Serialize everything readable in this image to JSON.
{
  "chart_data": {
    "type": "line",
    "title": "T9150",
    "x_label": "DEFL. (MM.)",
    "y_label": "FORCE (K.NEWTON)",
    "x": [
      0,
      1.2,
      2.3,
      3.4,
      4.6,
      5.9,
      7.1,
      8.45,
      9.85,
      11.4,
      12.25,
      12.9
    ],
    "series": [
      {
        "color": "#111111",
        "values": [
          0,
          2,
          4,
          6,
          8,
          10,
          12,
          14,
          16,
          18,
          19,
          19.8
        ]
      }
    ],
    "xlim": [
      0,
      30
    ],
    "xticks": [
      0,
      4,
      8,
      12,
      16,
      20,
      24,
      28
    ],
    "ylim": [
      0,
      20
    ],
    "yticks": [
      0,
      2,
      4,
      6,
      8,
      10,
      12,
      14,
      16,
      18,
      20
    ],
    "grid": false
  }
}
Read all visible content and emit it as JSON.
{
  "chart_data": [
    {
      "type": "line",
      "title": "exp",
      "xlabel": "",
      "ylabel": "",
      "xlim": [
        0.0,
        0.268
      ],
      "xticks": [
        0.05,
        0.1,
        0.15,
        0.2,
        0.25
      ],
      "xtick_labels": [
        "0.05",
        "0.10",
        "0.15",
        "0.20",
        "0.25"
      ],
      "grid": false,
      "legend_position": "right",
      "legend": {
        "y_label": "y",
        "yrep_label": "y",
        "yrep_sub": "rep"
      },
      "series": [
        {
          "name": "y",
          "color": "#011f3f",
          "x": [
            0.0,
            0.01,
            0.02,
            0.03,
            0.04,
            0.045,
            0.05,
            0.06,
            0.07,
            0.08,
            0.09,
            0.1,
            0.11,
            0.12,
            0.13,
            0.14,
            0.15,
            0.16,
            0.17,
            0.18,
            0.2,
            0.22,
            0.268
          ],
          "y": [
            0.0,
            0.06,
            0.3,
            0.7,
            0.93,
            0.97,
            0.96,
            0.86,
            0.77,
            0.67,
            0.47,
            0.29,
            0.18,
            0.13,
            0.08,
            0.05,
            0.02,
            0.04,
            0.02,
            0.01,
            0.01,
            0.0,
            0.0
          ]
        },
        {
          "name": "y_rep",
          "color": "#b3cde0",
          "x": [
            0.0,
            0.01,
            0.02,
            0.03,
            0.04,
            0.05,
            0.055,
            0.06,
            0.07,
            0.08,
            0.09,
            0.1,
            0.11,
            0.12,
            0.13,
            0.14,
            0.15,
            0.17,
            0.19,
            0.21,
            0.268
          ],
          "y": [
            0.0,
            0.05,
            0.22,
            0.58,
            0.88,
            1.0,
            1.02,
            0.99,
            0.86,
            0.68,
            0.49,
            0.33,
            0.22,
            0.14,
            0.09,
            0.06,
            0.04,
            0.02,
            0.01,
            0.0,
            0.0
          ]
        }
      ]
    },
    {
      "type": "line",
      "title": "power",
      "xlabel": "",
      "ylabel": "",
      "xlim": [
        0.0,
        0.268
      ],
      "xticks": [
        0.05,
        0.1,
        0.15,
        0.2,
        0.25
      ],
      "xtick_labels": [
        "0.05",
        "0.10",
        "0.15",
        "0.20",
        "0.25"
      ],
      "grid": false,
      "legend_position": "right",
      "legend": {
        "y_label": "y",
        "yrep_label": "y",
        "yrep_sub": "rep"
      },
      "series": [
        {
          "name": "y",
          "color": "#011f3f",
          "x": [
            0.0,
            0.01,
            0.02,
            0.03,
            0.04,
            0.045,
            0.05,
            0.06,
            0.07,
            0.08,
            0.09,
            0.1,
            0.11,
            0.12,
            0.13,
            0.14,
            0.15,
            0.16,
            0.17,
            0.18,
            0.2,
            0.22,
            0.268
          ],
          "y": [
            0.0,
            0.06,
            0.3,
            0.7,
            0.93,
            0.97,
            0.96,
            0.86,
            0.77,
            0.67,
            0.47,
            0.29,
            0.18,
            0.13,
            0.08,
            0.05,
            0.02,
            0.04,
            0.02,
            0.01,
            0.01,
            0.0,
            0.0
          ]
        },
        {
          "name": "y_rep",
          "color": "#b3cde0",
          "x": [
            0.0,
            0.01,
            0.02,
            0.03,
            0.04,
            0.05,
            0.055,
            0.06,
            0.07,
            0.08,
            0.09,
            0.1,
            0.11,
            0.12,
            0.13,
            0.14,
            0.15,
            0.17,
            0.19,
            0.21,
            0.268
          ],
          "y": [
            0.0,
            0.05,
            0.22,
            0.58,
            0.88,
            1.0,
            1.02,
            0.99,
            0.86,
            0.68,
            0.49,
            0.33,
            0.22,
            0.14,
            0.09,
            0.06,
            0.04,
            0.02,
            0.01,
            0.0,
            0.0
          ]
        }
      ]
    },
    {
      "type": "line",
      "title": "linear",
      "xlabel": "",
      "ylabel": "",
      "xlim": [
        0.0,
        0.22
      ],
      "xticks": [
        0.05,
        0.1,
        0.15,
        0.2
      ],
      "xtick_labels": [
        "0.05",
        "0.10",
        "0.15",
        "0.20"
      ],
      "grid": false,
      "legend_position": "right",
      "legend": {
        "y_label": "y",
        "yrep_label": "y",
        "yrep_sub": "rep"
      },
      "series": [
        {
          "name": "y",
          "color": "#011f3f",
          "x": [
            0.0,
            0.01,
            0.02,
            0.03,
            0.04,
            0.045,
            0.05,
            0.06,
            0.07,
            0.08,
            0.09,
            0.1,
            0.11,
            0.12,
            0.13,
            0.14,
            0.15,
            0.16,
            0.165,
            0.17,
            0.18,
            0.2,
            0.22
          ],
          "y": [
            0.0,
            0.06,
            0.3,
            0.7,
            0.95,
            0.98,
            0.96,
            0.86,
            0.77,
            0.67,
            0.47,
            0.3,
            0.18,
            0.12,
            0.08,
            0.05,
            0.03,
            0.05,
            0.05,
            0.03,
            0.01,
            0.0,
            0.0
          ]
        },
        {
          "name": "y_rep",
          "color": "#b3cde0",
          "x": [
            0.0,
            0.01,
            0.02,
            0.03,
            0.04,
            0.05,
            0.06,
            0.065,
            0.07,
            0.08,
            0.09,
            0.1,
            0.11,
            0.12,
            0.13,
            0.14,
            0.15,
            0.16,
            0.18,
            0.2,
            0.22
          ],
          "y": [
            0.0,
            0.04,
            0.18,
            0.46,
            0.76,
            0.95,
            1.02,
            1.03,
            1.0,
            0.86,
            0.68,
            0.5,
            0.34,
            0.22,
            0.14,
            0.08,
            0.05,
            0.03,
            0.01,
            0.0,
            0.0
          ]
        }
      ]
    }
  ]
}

----------

*WHAT TO DO*:
Transcribe the whole listing with nothing added or left out.

*TASK SOLUTION*:
Serialize everything readable in this image to JSON.
{
  "chart_data": {
    "type": "line",
    "title": "T9150",
    "x_label": "DEFL. (MM.)",
    "y_label": "FORCE (K.NEWTON)",
    "x": [
      0,
      1.2,
      2.3,
      3.4,
      4.6,
      5.9,
      7.1,
      8.45,
      9.85,
      11.4,
      12.25,
      12.9
    ],
    "series": [
      {
        "color": "#111111",
        "values": [
          0,
          2,
          4,
          6,
          8,
          10,
          12,
          14,
          16,
          18,
          19,
          19.8
        ]
      }
    ],
    "xlim": [
      0,
      30
    ],
    "xticks": [
      0,
      4,
      8,
      12,
      16,
      20,
      24,
      28
    ],
    "ylim": [
      0,
      20
    ],
    "yticks": [
      0,
      2,
      4,
      6,
      8,
      10,
      12,
      14,
      16,
      18,
      20
    ],
    "grid": false
  }
}
Read all visible content and emit it as JSON.
{
  "chart_data": [
    {
      "type": "line",
      "title": "exp",
      "xlabel": "",
      "ylabel": "",
      "xlim": [
        0.0,
        0.268
      ],
      "xticks": [
        0.05,
        0.1,
        0.15,
        0.2,
        0.25
      ],
      "xtick_labels": [
        "0.05",
        "0.10",
        "0.15",
        "0.20",
        "0.25"
      ],
      "grid": false,
      "legend_position": "right",
      "legend": {
        "y_label": "y",
        "yrep_label": "y",
        "yrep_sub": "rep"
      },
      "series": [
        {
          "name": "y",
          "color": "#011f3f",
          "x": [
            0.0,
            0.01,
            0.02,
            0.03,
            0.04,
            0.045,
            0.05,
            0.06,
            0.07,
            0.08,
            0.09,
            0.1,
            0.11,
            0.12,
            0.13,
            0.14,
            0.15,
            0.16,
            0.17,
            0.18,
            0.2,
            0.22,
            0.268
          ],
          "y": [
            0.0,
            0.06,
            0.3,
            0.7,
            0.93,
            0.97,
            0.96,
            0.86,
            0.77,
            0.67,
            0.47,
            0.29,
            0.18,
            0.13,
            0.08,
            0.05,
            0.02,
            0.04,
            0.02,
            0.01,
            0.01,
            0.0,
            0.0
          ]
        },
        {
          "name": "y_rep",
          "color": "#b3cde0",
          "x": [
            0.0,
            0.01,
            0.02,
            0.03,
            0.04,
            0.05,
            0.055,
            0.06,
            0.07,
            0.08,
            0.09,
            0.1,
            0.11,
            0.12,
            0.13,
            0.14,
            0.15,
            0.17,
            0.19,
            0.21,
            0.268
          ],
          "y": [
            0.0,
            0.05,
            0.22,
            0.58,
            0.88,
            1.0,
            1.02,
            0.99,
            0.86,
            0.68,
            0.49,
            0.33,
            0.22,
            0.14,
            0.09,
            0.06,
            0.04,
            0.02,
            0.01,
            0.0,
            0.0
          ]
        }
      ]
    },
    {
      "type": "line",
      "title": "power",
      "xlabel": "",
      "ylabel": "",
      "xlim": [
        0.0,
        0.268
      ],
      "xticks": [
        0.05,
        0.1,
        0.15,
        0.2,
        0.25
      ],
      "xtick_labels": [
        "0.05",
        "0.10",
        "0.15",
        "0.20",
        "0.25"
      ],
      "grid": false,
      "legend_position": "right",
      "legend": {
        "y_label": "y",
        "yrep_label": "y",
        "yrep_sub": "rep"
      },
      "series": [
        {
          "name": "y",
          "color": "#011f3f",
          "x": [
            0.0,
            0.01,
            0.02,
            0.03,
            0.04,
            0.045,
            0.05,
            0.06,
            0.07,
            0.08,
            0.09,
            0.1,
            0.11,
            0.12,
            0.13,
            0.14,
            0.15,
            0.16,
            0.17,
            0.18,
            0.2,
            0.22,
            0.268
          ],
          "y": [
            0.0,
            0.06,
            0.3,
            0.7,
            0.93,
            0.97,
            0.96,
            0.86,
            0.77,
            0.67,
            0.47,
            0.29,
            0.18,
            0.13,
            0.08,
            0.05,
            0.02,
            0.04,
            0.02,
            0.01,
            0.01,
            0.0,
            0.0
          ]
        },
        {
          "name": "y_rep",
          "color": "#b3cde0",
          "x": [
            0.0,
            0.01,
            0.02,
            0.03,
            0.04,
            0.05,
            0.055,
            0.06,
            0.07,
            0.08,
            0.09,
            0.1,
            0.11,
            0.12,
            0.13,
            0.14,
            0.15,
            0.17,
            0.19,
            0.21,
            0.268
          ],
          "y": [
            0.0,
            0.05,
            0.22,
            0.58,
            0.88,
            1.0,
            1.02,
            0.99,
            0.86,
            0.68,
            0.49,
            0.33,
            0.22,
            0.14,
            0.09,
            0.06,
            0.04,
            0.02,
            0.01,
            0.0,
            0.0
          ]
        }
      ]
    },
    {
      "type": "line",
      "title": "linear",
      "xlabel": "",
      "ylabel": "",
      "xlim": [
        0.0,
        0.22
      ],
      "xticks": [
        0.05,
        0.1,
        0.15,
        0.2
      ],
      "xtick_labels": [
        "0.05",
        "0.10",
        "0.15",
        "0.20"
      ],
      "grid": false,
      "legend_position": "right",
      "legend": {
        "y_label": "y",
        "yrep_label": "y",
        "yrep_sub": "rep"
      },
      "series": [
        {
          "name": "y",
          "color": "#011f3f",
          "x": [
            0.0,
            0.01,
            0.02,
            0.03,
            0.04,
            0.045,
            0.05,
            0.06,
            0.07,
            0.08,
            0.09,
            0.1,
            0.11,
            0.12,
            0.13,
            0.14,
            0.15,
            0.16,
            0.165,
            0.17,
            0.18,
            0.2,
            0.22
          ],
          "y": [
            0.0,
            0.06,
            0.3,
            0.7,
            0.95,
            0.98,
            0.96,
            0.86,
            0.77,
            0.67,
            0.47,
            0.3,
            0.18,
            0.12,
            0.08,
            0.05,
            0.03,
            0.05,
            0.05,
            0.03,
            0.01,
            0.0,
            0.0
          ]
        },
        {
          "name": "y_rep",
          "color": "#b3cde0",
          "x": [
            0.0,
            0.01,
            0.02,
            0.03,
            0.04,
            0.05,
            0.06,
            0.065,
            0.07,
            0.08,
            0.09,
            0.1,
            0.11,
            0.12,
            0.13,
            0.14,
            0.15,
            0.16,
            0.18,
            0.2,
            0.22
          ],
          "y": [
            0.0,
            0.04,
            0.18,
            0.46,
            0.76,
            0.95,
            1.02,
            1.03,
            1.0,
            0.86,
            0.68,
            0.5,
            0.34,
            0.22,
            0.14,
            0.08,
            0.05,
            0.03,
            0.01,
            0.0,
            0.0
          ]
        }
      ]
    }
  ]
}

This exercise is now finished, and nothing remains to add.